-- Given task --
With the pictures omitted, write out the entries that follow exactly as they stand.

-- Stored data --

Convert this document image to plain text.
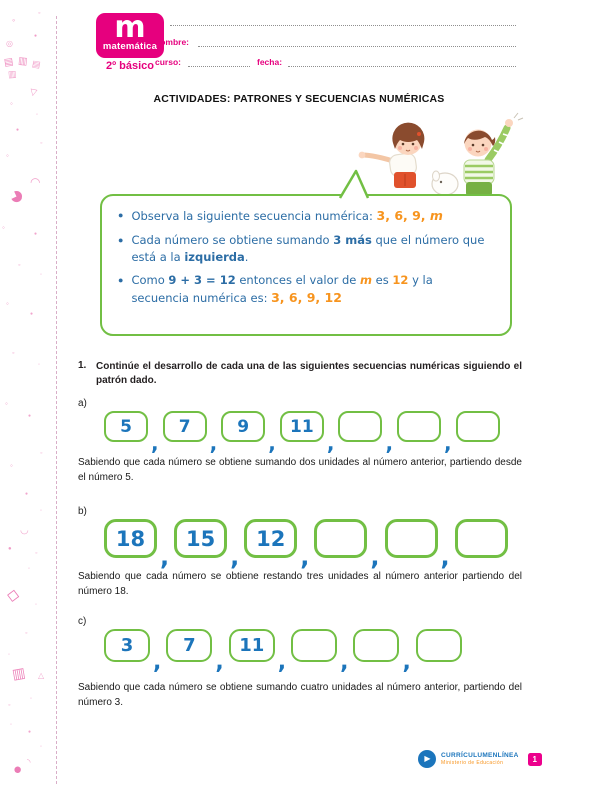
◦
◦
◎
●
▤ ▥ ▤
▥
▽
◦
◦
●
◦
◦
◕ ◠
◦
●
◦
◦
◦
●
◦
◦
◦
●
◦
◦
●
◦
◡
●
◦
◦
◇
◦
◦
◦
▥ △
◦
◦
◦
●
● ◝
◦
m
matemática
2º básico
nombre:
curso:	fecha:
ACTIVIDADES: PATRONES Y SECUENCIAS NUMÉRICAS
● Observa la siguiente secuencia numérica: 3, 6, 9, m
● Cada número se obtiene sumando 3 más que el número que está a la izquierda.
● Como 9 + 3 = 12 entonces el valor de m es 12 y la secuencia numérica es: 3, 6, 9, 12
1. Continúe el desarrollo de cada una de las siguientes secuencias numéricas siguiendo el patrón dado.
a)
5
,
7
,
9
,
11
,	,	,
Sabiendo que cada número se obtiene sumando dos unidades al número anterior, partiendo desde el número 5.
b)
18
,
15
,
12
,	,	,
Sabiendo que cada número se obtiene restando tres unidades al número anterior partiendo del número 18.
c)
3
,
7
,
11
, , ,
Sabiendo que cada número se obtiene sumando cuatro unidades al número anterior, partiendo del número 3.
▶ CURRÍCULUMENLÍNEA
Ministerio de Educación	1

-- The result --
Convert this document image to plain text.
◦
◦
◎
●
▤ ▥ ▤
▥
▽
◦
◦
●
◦
◦
◕ ◠
◦
●
◦
◦
◦
●
◦
◦
◦
●
◦
◦
●
◦
◡
●
◦
◦
◇
◦
◦
◦
▥ △
◦
◦
◦
●
● ◝
◦
m
matemática
2º básico
nombre:
curso:	fecha:
ACTIVIDADES: PATRONES Y SECUENCIAS NUMÉRICAS
● Observa la siguiente secuencia numérica: 3, 6, 9, m
● Cada número se obtiene sumando 3 más que el número que está a la izquierda.
● Como 9 + 3 = 12 entonces el valor de m es 12 y la secuencia numérica es: 3, 6, 9, 12
1. Continúe el desarrollo de cada una de las siguientes secuencias numéricas siguiendo el patrón dado.
a)
5
,
7
,
9
,
11
,	,	,
Sabiendo que cada número se obtiene sumando dos unidades al número anterior, partiendo desde el número 5.
b)
18
,
15
,
12
,	,	,
Sabiendo que cada número se obtiene restando tres unidades al número anterior partiendo del número 18.
c)
3
,
7
,
11
, , ,
Sabiendo que cada número se obtiene sumando cuatro unidades al número anterior, partiendo del número 3.
▶ CURRÍCULUMENLÍNEA
Ministerio de Educación	1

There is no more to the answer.